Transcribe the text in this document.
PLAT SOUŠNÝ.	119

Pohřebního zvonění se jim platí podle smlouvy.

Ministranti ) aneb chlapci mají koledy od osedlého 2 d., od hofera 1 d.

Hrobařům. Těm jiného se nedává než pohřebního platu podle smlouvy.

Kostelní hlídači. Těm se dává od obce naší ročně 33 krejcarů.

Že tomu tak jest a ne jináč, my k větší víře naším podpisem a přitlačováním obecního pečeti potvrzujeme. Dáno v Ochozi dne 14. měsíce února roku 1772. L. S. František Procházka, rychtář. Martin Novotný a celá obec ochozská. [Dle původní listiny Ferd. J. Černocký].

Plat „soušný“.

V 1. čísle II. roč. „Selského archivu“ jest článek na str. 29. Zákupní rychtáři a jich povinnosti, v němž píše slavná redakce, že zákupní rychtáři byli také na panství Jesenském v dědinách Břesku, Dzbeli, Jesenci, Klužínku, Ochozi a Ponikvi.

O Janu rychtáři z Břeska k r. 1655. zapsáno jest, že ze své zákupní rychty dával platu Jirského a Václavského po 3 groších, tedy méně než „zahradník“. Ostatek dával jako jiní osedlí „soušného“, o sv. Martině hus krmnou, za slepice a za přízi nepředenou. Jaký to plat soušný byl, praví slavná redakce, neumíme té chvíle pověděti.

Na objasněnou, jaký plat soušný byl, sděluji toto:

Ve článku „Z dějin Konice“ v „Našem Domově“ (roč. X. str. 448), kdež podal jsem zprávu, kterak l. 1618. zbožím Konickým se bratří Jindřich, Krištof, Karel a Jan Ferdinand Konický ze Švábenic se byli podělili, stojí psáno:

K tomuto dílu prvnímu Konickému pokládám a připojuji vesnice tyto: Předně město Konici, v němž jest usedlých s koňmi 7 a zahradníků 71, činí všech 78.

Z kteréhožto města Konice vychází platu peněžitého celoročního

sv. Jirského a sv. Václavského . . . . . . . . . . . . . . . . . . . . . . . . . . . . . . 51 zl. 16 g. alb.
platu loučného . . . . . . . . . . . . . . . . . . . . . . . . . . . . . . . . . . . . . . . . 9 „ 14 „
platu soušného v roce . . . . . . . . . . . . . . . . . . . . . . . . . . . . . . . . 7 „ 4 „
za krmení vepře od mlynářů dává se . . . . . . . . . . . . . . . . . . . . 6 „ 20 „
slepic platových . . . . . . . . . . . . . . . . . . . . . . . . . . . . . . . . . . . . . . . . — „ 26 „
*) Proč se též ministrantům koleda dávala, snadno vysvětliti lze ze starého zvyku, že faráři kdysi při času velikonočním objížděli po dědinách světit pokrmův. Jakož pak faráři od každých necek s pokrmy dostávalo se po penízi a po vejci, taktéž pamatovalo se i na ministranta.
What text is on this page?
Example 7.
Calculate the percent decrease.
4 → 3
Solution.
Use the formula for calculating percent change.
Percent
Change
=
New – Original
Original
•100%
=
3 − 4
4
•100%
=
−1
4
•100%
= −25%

+ + + + + + +

- WHAT TO DO -
Output all preceding records character for character.

- PROBLEM SOLUTION -
Transcribe the text in this document.
PLAT SOUŠNÝ.	119

Pohřebního zvonění se jim platí podle smlouvy.

Ministranti ) aneb chlapci mají koledy od osedlého 2 d., od hofera 1 d.

Hrobařům. Těm jiného se nedává než pohřebního platu podle smlouvy.

Kostelní hlídači. Těm se dává od obce naší ročně 33 krejcarů.

Že tomu tak jest a ne jináč, my k větší víře naším podpisem a přitlačováním obecního pečeti potvrzujeme. Dáno v Ochozi dne 14. měsíce února roku 1772. L. S. František Procházka, rychtář. Martin Novotný a celá obec ochozská. [Dle původní listiny Ferd. J. Černocký].

Plat „soušný“.

V 1. čísle II. roč. „Selského archivu“ jest článek na str. 29. Zákupní rychtáři a jich povinnosti, v němž píše slavná redakce, že zákupní rychtáři byli také na panství Jesenském v dědinách Břesku, Dzbeli, Jesenci, Klužínku, Ochozi a Ponikvi.

O Janu rychtáři z Břeska k r. 1655. zapsáno jest, že ze své zákupní rychty dával platu Jirského a Václavského po 3 groších, tedy méně než „zahradník“. Ostatek dával jako jiní osedlí „soušného“, o sv. Martině hus krmnou, za slepice a za přízi nepředenou. Jaký to plat soušný byl, praví slavná redakce, neumíme té chvíle pověděti.

Na objasněnou, jaký plat soušný byl, sděluji toto:

Ve článku „Z dějin Konice“ v „Našem Domově“ (roč. X. str. 448), kdež podal jsem zprávu, kterak l. 1618. zbožím Konickým se bratří Jindřich, Krištof, Karel a Jan Ferdinand Konický ze Švábenic se byli podělili, stojí psáno:

K tomuto dílu prvnímu Konickému pokládám a připojuji vesnice tyto: Předně město Konici, v němž jest usedlých s koňmi 7 a zahradníků 71, činí všech 78.

Z kteréhožto města Konice vychází platu peněžitého celoročního

sv. Jirského a sv. Václavského . . . . . . . . . . . . . . . . . . . . . . . . . . . . . . 51 zl. 16 g. alb.
platu loučného . . . . . . . . . . . . . . . . . . . . . . . . . . . . . . . . . . . . . . . . 9 „ 14 „
platu soušného v roce . . . . . . . . . . . . . . . . . . . . . . . . . . . . . . . . 7 „ 4 „
za krmení vepře od mlynářů dává se . . . . . . . . . . . . . . . . . . . . 6 „ 20 „
slepic platových . . . . . . . . . . . . . . . . . . . . . . . . . . . . . . . . . . . . . . . . — „ 26 „
*) Proč se též ministrantům koleda dávala, snadno vysvětliti lze ze starého zvyku, že faráři kdysi při času velikonočním objížděli po dědinách světit pokrmův. Jakož pak faráři od každých necek s pokrmy dostávalo se po penízi a po vejci, taktéž pamatovalo se i na ministranta.
What text is on this page?
Example 7.
Calculate the percent decrease.
4 → 3
Solution.
Use the formula for calculating percent change.
Percent
Change
=
New – Original
Original
•100%
=
3 − 4
4
•100%
=
−1
4
•100%
= −25%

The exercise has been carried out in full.